Problem to solve: Each entry needs to be restated exactly as written.

Figure collection entries:

+===+

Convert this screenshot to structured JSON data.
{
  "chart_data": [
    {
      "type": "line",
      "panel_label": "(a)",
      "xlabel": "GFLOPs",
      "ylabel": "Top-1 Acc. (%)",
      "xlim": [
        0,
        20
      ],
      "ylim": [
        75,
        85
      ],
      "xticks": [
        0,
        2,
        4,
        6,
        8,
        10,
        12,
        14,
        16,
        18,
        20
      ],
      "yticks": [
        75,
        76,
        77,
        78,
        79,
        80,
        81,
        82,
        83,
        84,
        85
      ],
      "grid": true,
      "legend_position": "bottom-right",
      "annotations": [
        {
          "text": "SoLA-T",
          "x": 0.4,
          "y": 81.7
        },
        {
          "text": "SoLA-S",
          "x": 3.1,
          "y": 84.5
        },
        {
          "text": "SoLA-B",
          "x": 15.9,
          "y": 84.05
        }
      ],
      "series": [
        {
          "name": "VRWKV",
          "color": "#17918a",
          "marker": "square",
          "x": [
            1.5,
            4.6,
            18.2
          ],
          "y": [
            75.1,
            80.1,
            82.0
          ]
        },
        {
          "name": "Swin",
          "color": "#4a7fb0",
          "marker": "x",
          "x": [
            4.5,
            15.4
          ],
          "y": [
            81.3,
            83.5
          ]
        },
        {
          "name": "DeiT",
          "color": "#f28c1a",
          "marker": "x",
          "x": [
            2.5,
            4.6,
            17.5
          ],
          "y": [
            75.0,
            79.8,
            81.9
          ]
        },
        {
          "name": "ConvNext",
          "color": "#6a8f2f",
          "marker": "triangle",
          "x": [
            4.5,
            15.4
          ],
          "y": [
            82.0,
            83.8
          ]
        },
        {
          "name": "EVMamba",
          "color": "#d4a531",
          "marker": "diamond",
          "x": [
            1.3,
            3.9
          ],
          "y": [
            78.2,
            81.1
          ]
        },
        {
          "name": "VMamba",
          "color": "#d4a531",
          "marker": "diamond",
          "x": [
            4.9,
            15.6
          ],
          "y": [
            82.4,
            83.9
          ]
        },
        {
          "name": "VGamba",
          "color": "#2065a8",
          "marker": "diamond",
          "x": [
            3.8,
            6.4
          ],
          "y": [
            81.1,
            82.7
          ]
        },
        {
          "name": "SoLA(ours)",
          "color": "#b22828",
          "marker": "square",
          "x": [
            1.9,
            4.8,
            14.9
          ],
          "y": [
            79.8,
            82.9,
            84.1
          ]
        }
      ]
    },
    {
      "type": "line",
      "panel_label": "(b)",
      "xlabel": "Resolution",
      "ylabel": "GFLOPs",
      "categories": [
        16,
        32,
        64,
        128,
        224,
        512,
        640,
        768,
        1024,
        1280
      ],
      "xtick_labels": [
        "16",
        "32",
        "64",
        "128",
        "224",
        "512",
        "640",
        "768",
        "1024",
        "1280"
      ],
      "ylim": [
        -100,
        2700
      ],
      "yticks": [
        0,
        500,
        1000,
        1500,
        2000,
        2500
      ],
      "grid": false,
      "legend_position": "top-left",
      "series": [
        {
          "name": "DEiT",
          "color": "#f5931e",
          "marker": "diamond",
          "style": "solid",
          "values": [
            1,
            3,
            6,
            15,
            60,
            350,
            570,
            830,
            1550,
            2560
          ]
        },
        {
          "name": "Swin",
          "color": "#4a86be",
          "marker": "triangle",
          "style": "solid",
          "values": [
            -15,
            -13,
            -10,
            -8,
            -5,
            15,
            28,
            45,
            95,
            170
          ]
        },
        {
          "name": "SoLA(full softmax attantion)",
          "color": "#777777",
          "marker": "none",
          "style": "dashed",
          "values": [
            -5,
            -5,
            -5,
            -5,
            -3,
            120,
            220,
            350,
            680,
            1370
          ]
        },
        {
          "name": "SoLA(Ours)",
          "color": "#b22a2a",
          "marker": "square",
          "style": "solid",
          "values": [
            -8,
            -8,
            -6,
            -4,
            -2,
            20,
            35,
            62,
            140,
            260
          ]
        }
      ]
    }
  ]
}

+===+

Result of the exercise:
Convert this screenshot to structured JSON data.
{
  "chart_data": [
    {
      "type": "line",
      "panel_label": "(a)",
      "xlabel": "GFLOPs",
      "ylabel": "Top-1 Acc. (%)",
      "xlim": [
        0,
        20
      ],
      "ylim": [
        75,
        85
      ],
      "xticks": [
        0,
        2,
        4,
        6,
        8,
        10,
        12,
        14,
        16,
        18,
        20
      ],
      "yticks": [
        75,
        76,
        77,
        78,
        79,
        80,
        81,
        82,
        83,
        84,
        85
      ],
      "grid": true,
      "legend_position": "bottom-right",
      "annotations": [
        {
          "text": "SoLA-T",
          "x": 0.4,
          "y": 81.7
        },
        {
          "text": "SoLA-S",
          "x": 3.1,
          "y": 84.5
        },
        {
          "text": "SoLA-B",
          "x": 15.9,
          "y": 84.05
        }
      ],
      "series": [
        {
          "name": "VRWKV",
          "color": "#17918a",
          "marker": "square",
          "x": [
            1.5,
            4.6,
            18.2
          ],
          "y": [
            75.1,
            80.1,
            82.0
          ]
        },
        {
          "name": "Swin",
          "color": "#4a7fb0",
          "marker": "x",
          "x": [
            4.5,
            15.4
          ],
          "y": [
            81.3,
            83.5
          ]
        },
        {
          "name": "DeiT",
          "color": "#f28c1a",
          "marker": "x",
          "x": [
            2.5,
            4.6,
            17.5
          ],
          "y": [
            75.0,
            79.8,
            81.9
          ]
        },
        {
          "name": "ConvNext",
          "color": "#6a8f2f",
          "marker": "triangle",
          "x": [
            4.5,
            15.4
          ],
          "y": [
            82.0,
            83.8
          ]
        },
        {
          "name": "EVMamba",
          "color": "#d4a531",
          "marker": "diamond",
          "x": [
            1.3,
            3.9
          ],
          "y": [
            78.2,
            81.1
          ]
        },
        {
          "name": "VMamba",
          "color": "#d4a531",
          "marker": "diamond",
          "x": [
            4.9,
            15.6
          ],
          "y": [
            82.4,
            83.9
          ]
        },
        {
          "name": "VGamba",
          "color": "#2065a8",
          "marker": "diamond",
          "x": [
            3.8,
            6.4
          ],
          "y": [
            81.1,
            82.7
          ]
        },
        {
          "name": "SoLA(ours)",
          "color": "#b22828",
          "marker": "square",
          "x": [
            1.9,
            4.8,
            14.9
          ],
          "y": [
            79.8,
            82.9,
            84.1
          ]
        }
      ]
    },
    {
      "type": "line",
      "panel_label": "(b)",
      "xlabel": "Resolution",
      "ylabel": "GFLOPs",
      "categories": [
        16,
        32,
        64,
        128,
        224,
        512,
        640,
        768,
        1024,
        1280
      ],
      "xtick_labels": [
        "16",
        "32",
        "64",
        "128",
        "224",
        "512",
        "640",
        "768",
        "1024",
        "1280"
      ],
      "ylim": [
        -100,
        2700
      ],
      "yticks": [
        0,
        500,
        1000,
        1500,
        2000,
        2500
      ],
      "grid": false,
      "legend_position": "top-left",
      "series": [
        {
          "name": "DEiT",
          "color": "#f5931e",
          "marker": "diamond",
          "style": "solid",
          "values": [
            1,
            3,
            6,
            15,
            60,
            350,
            570,
            830,
            1550,
            2560
          ]
        },
        {
          "name": "Swin",
          "color": "#4a86be",
          "marker": "triangle",
          "style": "solid",
          "values": [
            -15,
            -13,
            -10,
            -8,
            -5,
            15,
            28,
            45,
            95,
            170
          ]
        },
        {
          "name": "SoLA(full softmax attantion)",
          "color": "#777777",
          "marker": "none",
          "style": "dashed",
          "values": [
            -5,
            -5,
            -5,
            -5,
            -3,
            120,
            220,
            350,
            680,
            1370
          ]
        },
        {
          "name": "SoLA(Ours)",
          "color": "#b22a2a",
          "marker": "square",
          "style": "solid",
          "values": [
            -8,
            -8,
            -6,
            -4,
            -2,
            20,
            35,
            62,
            140,
            260
          ]
        }
      ]
    }
  ]
}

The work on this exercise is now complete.